A block of data |
════════════════════

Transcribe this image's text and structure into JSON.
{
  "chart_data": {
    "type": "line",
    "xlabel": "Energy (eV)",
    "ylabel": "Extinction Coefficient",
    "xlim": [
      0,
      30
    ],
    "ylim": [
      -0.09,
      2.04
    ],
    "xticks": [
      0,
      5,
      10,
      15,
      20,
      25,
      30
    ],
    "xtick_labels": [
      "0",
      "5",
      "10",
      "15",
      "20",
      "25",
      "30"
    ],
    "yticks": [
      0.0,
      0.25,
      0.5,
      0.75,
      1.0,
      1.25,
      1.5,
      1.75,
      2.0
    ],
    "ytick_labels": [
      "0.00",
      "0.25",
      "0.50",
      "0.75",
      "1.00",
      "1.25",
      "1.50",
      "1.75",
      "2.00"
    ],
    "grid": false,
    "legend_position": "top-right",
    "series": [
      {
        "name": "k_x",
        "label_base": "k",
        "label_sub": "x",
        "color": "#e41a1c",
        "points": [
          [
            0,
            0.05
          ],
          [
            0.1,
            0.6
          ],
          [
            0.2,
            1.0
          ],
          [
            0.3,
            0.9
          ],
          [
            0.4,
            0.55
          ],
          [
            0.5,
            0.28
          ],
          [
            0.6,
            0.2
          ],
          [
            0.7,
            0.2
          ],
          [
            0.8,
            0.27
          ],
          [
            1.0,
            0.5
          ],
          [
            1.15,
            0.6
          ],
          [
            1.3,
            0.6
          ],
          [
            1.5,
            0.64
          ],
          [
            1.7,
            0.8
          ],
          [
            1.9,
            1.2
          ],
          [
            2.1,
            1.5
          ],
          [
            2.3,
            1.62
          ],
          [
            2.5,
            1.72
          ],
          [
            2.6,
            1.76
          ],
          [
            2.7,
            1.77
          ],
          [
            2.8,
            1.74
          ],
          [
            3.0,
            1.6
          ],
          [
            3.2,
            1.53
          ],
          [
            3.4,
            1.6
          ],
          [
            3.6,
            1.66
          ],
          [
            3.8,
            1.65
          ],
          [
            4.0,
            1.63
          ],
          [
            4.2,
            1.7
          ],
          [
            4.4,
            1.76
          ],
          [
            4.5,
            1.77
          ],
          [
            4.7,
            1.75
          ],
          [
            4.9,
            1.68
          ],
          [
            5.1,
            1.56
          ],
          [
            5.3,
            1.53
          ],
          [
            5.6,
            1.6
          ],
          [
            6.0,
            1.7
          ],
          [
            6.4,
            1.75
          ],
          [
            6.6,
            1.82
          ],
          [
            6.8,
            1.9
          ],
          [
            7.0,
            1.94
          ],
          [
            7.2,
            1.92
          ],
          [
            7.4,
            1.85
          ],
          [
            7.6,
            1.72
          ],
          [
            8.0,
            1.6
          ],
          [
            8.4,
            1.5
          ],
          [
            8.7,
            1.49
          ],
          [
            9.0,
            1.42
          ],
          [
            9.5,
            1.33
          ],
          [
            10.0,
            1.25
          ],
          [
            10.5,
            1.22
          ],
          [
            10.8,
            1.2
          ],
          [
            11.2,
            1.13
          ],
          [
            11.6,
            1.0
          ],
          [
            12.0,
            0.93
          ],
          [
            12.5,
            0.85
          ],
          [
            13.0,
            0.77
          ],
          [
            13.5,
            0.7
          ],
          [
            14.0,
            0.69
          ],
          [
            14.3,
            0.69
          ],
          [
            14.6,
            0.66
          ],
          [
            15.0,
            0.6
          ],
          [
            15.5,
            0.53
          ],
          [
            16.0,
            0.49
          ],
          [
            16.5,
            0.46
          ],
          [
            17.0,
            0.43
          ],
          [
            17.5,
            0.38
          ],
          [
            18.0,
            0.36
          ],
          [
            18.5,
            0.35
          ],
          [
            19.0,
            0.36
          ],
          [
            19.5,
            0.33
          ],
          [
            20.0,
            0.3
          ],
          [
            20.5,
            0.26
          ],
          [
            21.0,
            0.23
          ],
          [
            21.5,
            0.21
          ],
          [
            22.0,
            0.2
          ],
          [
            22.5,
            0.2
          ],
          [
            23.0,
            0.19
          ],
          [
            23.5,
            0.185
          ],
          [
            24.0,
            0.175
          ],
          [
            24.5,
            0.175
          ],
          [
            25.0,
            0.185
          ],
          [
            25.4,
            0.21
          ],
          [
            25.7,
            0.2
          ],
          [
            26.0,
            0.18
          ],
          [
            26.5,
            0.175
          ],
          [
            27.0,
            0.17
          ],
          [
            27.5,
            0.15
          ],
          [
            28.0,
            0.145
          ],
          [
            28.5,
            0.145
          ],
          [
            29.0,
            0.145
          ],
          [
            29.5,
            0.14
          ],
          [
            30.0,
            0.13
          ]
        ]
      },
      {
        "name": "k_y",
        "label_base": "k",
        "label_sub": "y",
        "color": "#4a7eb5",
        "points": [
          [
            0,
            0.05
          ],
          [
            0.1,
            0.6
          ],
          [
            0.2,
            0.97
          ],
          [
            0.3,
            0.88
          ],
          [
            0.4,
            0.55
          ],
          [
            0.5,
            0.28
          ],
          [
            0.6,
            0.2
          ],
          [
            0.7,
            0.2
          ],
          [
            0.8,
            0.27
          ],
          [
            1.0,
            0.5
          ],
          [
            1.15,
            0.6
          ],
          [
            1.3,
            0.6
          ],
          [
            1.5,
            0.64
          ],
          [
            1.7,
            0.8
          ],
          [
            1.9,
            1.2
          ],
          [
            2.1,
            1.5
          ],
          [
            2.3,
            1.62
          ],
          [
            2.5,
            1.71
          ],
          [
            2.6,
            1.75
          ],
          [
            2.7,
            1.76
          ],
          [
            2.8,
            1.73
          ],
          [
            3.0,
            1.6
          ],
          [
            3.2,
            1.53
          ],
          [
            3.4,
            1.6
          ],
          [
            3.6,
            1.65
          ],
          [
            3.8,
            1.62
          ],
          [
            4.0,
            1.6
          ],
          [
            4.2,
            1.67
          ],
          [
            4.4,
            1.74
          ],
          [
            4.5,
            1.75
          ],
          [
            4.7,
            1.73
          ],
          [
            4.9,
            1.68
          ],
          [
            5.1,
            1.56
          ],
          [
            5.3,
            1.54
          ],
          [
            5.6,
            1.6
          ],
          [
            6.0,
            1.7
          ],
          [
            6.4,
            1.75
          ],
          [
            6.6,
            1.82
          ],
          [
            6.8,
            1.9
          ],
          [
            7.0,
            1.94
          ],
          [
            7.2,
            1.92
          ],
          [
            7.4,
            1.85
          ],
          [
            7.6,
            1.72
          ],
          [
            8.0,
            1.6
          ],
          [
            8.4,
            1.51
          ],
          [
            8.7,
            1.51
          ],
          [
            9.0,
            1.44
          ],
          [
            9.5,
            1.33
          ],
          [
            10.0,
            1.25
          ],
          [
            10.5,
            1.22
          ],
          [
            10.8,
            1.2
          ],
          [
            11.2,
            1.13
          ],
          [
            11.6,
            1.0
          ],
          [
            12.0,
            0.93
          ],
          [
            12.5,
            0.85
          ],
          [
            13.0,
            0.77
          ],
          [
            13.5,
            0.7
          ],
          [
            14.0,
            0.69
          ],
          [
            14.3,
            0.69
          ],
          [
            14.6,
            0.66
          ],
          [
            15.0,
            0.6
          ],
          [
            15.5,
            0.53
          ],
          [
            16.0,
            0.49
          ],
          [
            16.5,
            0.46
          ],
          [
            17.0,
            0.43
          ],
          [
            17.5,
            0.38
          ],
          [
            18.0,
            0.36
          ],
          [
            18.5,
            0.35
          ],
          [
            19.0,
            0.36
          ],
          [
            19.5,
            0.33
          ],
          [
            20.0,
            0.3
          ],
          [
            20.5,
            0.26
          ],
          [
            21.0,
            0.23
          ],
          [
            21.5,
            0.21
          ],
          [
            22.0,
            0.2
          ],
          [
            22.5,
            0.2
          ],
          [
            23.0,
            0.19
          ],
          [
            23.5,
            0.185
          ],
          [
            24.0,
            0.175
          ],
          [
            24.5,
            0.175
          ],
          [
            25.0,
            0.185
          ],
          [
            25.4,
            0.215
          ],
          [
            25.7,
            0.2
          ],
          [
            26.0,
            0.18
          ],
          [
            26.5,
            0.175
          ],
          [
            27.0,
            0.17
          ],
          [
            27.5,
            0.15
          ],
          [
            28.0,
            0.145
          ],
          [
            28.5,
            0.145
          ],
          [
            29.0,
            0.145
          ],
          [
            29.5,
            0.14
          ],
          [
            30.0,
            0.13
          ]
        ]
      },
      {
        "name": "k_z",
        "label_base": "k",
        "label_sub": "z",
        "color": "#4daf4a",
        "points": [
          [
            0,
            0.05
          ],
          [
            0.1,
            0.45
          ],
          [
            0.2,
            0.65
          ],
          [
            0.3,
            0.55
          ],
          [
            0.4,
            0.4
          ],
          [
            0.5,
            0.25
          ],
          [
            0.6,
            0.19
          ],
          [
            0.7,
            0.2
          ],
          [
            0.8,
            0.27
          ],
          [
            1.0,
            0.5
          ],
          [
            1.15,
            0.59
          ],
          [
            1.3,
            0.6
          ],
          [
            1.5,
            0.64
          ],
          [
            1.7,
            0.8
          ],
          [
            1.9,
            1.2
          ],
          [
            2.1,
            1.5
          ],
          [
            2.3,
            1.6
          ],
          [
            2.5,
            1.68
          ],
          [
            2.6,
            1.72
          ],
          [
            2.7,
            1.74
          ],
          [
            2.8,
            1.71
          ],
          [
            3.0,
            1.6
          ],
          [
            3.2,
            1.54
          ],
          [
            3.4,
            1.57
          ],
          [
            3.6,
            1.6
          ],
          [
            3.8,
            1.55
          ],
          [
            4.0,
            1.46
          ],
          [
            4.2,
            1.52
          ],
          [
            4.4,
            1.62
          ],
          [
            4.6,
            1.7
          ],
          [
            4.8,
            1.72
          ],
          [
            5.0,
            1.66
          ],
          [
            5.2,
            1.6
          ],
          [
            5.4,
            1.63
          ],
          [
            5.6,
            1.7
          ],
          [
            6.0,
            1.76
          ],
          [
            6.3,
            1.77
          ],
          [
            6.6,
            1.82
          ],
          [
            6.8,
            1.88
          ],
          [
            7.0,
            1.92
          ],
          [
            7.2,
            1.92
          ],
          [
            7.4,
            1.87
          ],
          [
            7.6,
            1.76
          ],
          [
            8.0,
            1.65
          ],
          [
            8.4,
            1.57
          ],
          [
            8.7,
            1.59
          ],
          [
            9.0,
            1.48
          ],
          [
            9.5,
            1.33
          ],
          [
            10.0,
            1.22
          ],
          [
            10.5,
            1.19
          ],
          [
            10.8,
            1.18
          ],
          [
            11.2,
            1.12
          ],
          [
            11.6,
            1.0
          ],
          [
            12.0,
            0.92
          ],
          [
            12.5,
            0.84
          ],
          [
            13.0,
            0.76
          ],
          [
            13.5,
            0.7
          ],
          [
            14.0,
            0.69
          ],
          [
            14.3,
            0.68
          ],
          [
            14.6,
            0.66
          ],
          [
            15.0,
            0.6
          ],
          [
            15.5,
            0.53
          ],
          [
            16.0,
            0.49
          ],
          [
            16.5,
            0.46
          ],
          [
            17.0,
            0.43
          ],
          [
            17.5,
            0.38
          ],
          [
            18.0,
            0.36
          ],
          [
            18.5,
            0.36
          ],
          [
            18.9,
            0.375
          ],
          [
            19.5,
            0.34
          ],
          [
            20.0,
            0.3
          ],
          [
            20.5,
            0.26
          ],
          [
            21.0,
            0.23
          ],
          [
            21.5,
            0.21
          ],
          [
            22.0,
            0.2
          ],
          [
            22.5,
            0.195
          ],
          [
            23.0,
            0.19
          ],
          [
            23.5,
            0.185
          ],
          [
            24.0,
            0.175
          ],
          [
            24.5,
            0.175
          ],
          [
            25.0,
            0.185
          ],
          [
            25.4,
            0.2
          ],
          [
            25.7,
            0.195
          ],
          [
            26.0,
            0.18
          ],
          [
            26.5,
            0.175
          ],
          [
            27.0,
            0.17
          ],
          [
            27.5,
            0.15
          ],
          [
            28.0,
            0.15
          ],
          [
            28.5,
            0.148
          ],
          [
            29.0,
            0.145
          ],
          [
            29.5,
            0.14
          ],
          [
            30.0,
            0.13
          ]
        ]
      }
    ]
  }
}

════════════════════

Problem to work on | Give only the number of lines in the records that contain the string "color".

Exercise result | 3